Saved entries:
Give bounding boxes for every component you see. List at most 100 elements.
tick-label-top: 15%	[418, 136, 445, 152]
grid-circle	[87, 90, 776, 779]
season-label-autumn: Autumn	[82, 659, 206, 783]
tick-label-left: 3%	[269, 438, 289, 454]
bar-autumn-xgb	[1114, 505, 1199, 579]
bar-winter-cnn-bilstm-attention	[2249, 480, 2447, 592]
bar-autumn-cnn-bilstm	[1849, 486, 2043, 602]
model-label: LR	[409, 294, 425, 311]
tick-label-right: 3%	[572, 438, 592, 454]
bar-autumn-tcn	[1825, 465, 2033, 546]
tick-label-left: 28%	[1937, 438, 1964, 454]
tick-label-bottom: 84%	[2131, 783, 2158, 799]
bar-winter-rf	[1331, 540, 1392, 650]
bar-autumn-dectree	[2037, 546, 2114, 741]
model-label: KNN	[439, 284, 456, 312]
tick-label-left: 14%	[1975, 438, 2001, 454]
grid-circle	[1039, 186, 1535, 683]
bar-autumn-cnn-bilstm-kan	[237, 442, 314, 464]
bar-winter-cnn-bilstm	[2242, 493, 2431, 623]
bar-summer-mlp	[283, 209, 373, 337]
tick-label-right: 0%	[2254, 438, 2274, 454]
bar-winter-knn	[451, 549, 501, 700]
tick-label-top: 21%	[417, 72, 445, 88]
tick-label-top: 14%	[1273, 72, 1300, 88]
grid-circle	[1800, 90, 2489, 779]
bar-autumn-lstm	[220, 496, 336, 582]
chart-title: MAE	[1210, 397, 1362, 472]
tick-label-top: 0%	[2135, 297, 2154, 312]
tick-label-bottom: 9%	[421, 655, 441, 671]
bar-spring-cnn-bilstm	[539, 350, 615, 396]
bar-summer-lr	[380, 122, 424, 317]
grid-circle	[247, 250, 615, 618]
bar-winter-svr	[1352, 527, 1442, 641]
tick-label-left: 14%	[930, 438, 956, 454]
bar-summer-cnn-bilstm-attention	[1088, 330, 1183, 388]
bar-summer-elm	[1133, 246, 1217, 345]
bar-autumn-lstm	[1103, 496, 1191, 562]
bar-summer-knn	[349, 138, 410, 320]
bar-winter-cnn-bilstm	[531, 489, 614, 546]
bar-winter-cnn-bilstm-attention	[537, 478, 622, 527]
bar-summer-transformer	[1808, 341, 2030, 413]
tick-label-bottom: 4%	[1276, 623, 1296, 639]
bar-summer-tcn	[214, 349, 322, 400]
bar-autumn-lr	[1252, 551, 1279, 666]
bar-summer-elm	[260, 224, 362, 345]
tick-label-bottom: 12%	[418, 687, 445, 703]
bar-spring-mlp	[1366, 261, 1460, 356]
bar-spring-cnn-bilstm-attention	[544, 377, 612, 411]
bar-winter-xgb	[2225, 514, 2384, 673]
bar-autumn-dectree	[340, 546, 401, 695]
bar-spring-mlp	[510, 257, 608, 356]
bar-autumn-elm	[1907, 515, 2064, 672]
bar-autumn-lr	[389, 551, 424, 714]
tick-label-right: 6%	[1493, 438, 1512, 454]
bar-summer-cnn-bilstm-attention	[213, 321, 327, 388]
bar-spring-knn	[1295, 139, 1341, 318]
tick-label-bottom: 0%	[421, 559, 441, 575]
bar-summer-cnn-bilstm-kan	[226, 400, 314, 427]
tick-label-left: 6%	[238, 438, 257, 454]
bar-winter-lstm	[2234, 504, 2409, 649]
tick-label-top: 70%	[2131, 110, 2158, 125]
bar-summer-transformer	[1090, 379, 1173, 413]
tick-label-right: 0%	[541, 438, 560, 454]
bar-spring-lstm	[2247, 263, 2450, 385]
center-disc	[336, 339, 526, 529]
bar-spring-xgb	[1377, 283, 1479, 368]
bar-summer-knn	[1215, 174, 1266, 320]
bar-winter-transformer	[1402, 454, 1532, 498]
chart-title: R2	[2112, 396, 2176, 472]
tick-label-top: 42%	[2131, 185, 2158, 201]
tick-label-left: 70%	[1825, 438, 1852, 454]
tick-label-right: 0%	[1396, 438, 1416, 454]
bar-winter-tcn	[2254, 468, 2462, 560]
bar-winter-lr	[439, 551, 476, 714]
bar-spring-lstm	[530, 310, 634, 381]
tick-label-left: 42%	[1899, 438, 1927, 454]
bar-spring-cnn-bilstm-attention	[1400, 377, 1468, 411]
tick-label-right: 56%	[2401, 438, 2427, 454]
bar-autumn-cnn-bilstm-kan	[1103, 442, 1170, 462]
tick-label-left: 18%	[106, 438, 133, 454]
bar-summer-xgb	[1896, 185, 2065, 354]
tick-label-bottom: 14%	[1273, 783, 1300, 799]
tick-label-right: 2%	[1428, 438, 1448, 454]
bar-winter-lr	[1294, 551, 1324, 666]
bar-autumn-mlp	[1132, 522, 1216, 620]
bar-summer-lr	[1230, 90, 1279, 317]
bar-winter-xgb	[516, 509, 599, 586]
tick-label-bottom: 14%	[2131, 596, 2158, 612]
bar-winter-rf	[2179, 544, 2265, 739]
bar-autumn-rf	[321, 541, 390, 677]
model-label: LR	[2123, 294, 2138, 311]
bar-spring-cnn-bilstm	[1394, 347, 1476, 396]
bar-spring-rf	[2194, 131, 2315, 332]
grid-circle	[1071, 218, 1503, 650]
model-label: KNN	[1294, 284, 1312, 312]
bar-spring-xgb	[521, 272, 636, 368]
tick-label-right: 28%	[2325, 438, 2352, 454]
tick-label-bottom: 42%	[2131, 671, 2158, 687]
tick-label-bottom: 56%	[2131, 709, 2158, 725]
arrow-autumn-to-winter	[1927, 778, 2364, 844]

◆ **EXERCISE BRIEF**
Turn each line of all the entries above into a JSON list of strings, one string per line, leaving out blank lines.

◆ **RESULT OF THIS TASK**
[
  "Give bounding boxes for every component you see. List at most 100 elements.",
  "tick-label-top: 15%\t[418, 136, 445, 152]",
  "grid-circle\t[87, 90, 776, 779]",
  "season-label-autumn: Autumn\t[82, 659, 206, 783]",
  "tick-label-left: 3%\t[269, 438, 289, 454]",
  "bar-autumn-xgb\t[1114, 505, 1199, 579]",
  "bar-winter-cnn-bilstm-attention\t[2249, 480, 2447, 592]",
  "bar-autumn-cnn-bilstm\t[1849, 486, 2043, 602]",
  "model-label: LR\t[409, 294, 425, 311]",
  "tick-label-right: 3%\t[572, 438, 592, 454]",
  "bar-autumn-tcn\t[1825, 465, 2033, 546]",
  "tick-label-left: 28%\t[1937, 438, 1964, 454]",
  "tick-label-bottom: 84%\t[2131, 783, 2158, 799]",
  "bar-winter-rf\t[1331, 540, 1392, 650]",
  "bar-autumn-dectree\t[2037, 546, 2114, 741]",
  "model-label: KNN\t[439, 284, 456, 312]",
  "tick-label-left: 14%\t[1975, 438, 2001, 454]",
  "grid-circle\t[1039, 186, 1535, 683]",
  "bar-autumn-cnn-bilstm-kan\t[237, 442, 314, 464]",
  "bar-winter-cnn-bilstm\t[2242, 493, 2431, 623]",
  "bar-summer-mlp\t[283, 209, 373, 337]",
  "tick-label-right: 0%\t[2254, 438, 2274, 454]",
  "bar-winter-knn\t[451, 549, 501, 700]",
  "tick-label-top: 21%\t[417, 72, 445, 88]",
  "tick-label-top: 14%\t[1273, 72, 1300, 88]",
  "grid-circle\t[1800, 90, 2489, 779]",
  "bar-autumn-lstm\t[220, 496, 336, 582]",
  "chart-title: MAE\t[1210, 397, 1362, 472]",
  "tick-label-top: 0%\t[2135, 297, 2154, 312]",
  "tick-label-bottom: 9%\t[421, 655, 441, 671]",
  "bar-spring-cnn-bilstm\t[539, 350, 615, 396]",
  "bar-summer-lr\t[380, 122, 424, 317]",
  "grid-circle\t[247, 250, 615, 618]",
  "bar-winter-svr\t[1352, 527, 1442, 641]",
  "tick-label-left: 14%\t[930, 438, 956, 454]",
  "bar-summer-cnn-bilstm-attention\t[1088, 330, 1183, 388]",
  "bar-summer-elm\t[1133, 246, 1217, 345]",
  "bar-autumn-lstm\t[1103, 496, 1191, 562]",
  "bar-summer-knn\t[349, 138, 410, 320]",
  "bar-winter-cnn-bilstm\t[531, 489, 614, 546]",
  "bar-winter-cnn-bilstm-attention\t[537, 478, 622, 527]",
  "bar-summer-transformer\t[1808, 341, 2030, 413]",
  "tick-label-bottom: 4%\t[1276, 623, 1296, 639]",
  "bar-summer-tcn\t[214, 349, 322, 400]",
  "bar-autumn-lr\t[1252, 551, 1279, 666]",
  "bar-summer-elm\t[260, 224, 362, 345]",
  "tick-label-bottom: 12%\t[418, 687, 445, 703]",
  "bar-spring-mlp\t[1366, 261, 1460, 356]",
  "bar-spring-cnn-bilstm-attention\t[544, 377, 612, 411]",
  "bar-winter-xgb\t[2225, 514, 2384, 673]",
  "bar-autumn-dectree\t[340, 546, 401, 695]",
  "bar-spring-mlp\t[510, 257, 608, 356]",
  "bar-autumn-elm\t[1907, 515, 2064, 672]",
  "bar-autumn-lr\t[389, 551, 424, 714]",
  "tick-label-right: 6%\t[1493, 438, 1512, 454]",
  "bar-summer-cnn-bilstm-attention\t[213, 321, 327, 388]",
  "bar-spring-knn\t[1295, 139, 1341, 318]",
  "tick-label-bottom: 0%\t[421, 559, 441, 575]",
  "bar-summer-cnn-bilstm-kan\t[226, 400, 314, 427]",
  "tick-label-left: 6%\t[238, 438, 257, 454]",
  "bar-winter-lstm\t[2234, 504, 2409, 649]",
  "tick-label-top: 70%\t[2131, 110, 2158, 125]",
  "bar-summer-transformer\t[1090, 379, 1173, 413]",
  "tick-label-right: 0%\t[541, 438, 560, 454]",
  "bar-spring-lstm\t[2247, 263, 2450, 385]",
  "center-disc\t[336, 339, 526, 529]",
  "bar-spring-xgb\t[1377, 283, 1479, 368]",
  "bar-summer-knn\t[1215, 174, 1266, 320]",
  "bar-winter-transformer\t[1402, 454, 1532, 498]",
  "chart-title: R2\t[2112, 396, 2176, 472]",
  "tick-label-top: 42%\t[2131, 185, 2158, 201]",
  "tick-label-left: 70%\t[1825, 438, 1852, 454]",
  "tick-label-right: 0%\t[1396, 438, 1416, 454]",
  "bar-winter-tcn\t[2254, 468, 2462, 560]",
  "bar-winter-lr\t[439, 551, 476, 714]",
  "bar-spring-lstm\t[530, 310, 634, 381]",
  "tick-label-left: 42%\t[1899, 438, 1927, 454]",
  "bar-spring-cnn-bilstm-attention\t[1400, 377, 1468, 411]",
  "tick-label-right: 56%\t[2401, 438, 2427, 454]",
  "bar-autumn-cnn-bilstm-kan\t[1103, 442, 1170, 462]",
  "tick-label-left: 18%\t[106, 438, 133, 454]",
  "bar-summer-xgb\t[1896, 185, 2065, 354]",
  "tick-label-bottom: 14%\t[1273, 783, 1300, 799]",
  "tick-label-right: 2%\t[1428, 438, 1448, 454]",
  "bar-winter-lr\t[1294, 551, 1324, 666]",
  "bar-autumn-mlp\t[1132, 522, 1216, 620]",
  "bar-summer-lr\t[1230, 90, 1279, 317]",
  "bar-winter-xgb\t[516, 509, 599, 586]",
  "tick-label-bottom: 14%\t[2131, 596, 2158, 612]",
  "bar-winter-rf\t[2179, 544, 2265, 739]",
  "bar-autumn-rf\t[321, 541, 390, 677]",
  "model-label: LR\t[2123, 294, 2138, 311]",
  "bar-spring-cnn-bilstm\t[1394, 347, 1476, 396]",
  "bar-spring-rf\t[2194, 131, 2315, 332]",
  "grid-circle\t[1071, 218, 1503, 650]",
  "model-label: KNN\t[1294, 284, 1312, 312]",
  "bar-spring-xgb\t[521, 272, 636, 368]",
  "tick-label-right: 28%\t[2325, 438, 2352, 454]",
  "tick-label-bottom: 42%\t[2131, 671, 2158, 687]",
  "tick-label-bottom: 56%\t[2131, 709, 2158, 725]",
  "arrow-autumn-to-winter\t[1927, 778, 2364, 844]"
]